* _DO THIS_: What follows is a listing; give it again exactly, in its entirety.

[Lines of data]
###
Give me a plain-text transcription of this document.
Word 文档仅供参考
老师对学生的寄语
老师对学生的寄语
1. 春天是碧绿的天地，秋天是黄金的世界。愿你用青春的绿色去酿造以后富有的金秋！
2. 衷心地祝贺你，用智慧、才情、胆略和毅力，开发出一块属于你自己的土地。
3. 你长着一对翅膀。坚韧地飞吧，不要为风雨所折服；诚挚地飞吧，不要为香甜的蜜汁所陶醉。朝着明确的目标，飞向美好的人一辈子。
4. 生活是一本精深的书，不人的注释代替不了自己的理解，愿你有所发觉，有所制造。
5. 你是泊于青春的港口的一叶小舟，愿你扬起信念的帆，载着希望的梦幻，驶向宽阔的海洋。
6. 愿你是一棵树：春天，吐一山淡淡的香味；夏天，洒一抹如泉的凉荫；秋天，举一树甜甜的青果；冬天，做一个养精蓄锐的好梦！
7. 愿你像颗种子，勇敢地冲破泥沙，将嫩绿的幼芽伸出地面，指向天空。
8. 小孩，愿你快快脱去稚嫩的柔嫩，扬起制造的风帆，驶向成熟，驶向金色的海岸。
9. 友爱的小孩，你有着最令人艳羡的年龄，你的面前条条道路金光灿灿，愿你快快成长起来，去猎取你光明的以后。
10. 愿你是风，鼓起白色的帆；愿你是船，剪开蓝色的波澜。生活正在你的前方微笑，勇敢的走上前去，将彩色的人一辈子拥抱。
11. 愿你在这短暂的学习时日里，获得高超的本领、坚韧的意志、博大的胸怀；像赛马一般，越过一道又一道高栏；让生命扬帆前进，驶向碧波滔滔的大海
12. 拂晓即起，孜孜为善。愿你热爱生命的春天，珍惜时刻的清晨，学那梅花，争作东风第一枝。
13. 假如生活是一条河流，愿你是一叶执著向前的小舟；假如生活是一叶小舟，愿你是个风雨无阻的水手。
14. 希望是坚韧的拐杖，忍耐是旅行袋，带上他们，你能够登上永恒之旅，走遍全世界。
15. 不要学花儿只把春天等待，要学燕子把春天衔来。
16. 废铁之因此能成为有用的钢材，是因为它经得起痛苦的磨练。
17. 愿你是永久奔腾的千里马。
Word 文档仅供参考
###
* _EXERCISE RESPONSE_:
Give me a plain-text transcription of this document.
Word 文档仅供参考
老师对学生的寄语
老师对学生的寄语
1. 春天是碧绿的天地，秋天是黄金的世界。愿你用青春的绿色去酿造以后富有的金秋！
2. 衷心地祝贺你，用智慧、才情、胆略和毅力，开发出一块属于你自己的土地。
3. 你长着一对翅膀。坚韧地飞吧，不要为风雨所折服；诚挚地飞吧，不要为香甜的蜜汁所陶醉。朝着明确的目标，飞向美好的人一辈子。
4. 生活是一本精深的书，不人的注释代替不了自己的理解，愿你有所发觉，有所制造。
5. 你是泊于青春的港口的一叶小舟，愿你扬起信念的帆，载着希望的梦幻，驶向宽阔的海洋。
6. 愿你是一棵树：春天，吐一山淡淡的香味；夏天，洒一抹如泉的凉荫；秋天，举一树甜甜的青果；冬天，做一个养精蓄锐的好梦！
7. 愿你像颗种子，勇敢地冲破泥沙，将嫩绿的幼芽伸出地面，指向天空。
8. 小孩，愿你快快脱去稚嫩的柔嫩，扬起制造的风帆，驶向成熟，驶向金色的海岸。
9. 友爱的小孩，你有着最令人艳羡的年龄，你的面前条条道路金光灿灿，愿你快快成长起来，去猎取你光明的以后。
10. 愿你是风，鼓起白色的帆；愿你是船，剪开蓝色的波澜。生活正在你的前方微笑，勇敢的走上前去，将彩色的人一辈子拥抱。
11. 愿你在这短暂的学习时日里，获得高超的本领、坚韧的意志、博大的胸怀；像赛马一般，越过一道又一道高栏；让生命扬帆前进，驶向碧波滔滔的大海
12. 拂晓即起，孜孜为善。愿你热爱生命的春天，珍惜时刻的清晨，学那梅花，争作东风第一枝。
13. 假如生活是一条河流，愿你是一叶执著向前的小舟；假如生活是一叶小舟，愿你是个风雨无阻的水手。
14. 希望是坚韧的拐杖，忍耐是旅行袋，带上他们，你能够登上永恒之旅，走遍全世界。
15. 不要学花儿只把春天等待，要学燕子把春天衔来。
16. 废铁之因此能成为有用的钢材，是因为它经得起痛苦的磨练。
17. 愿你是永久奔腾的千里马。
Word 文档仅供参考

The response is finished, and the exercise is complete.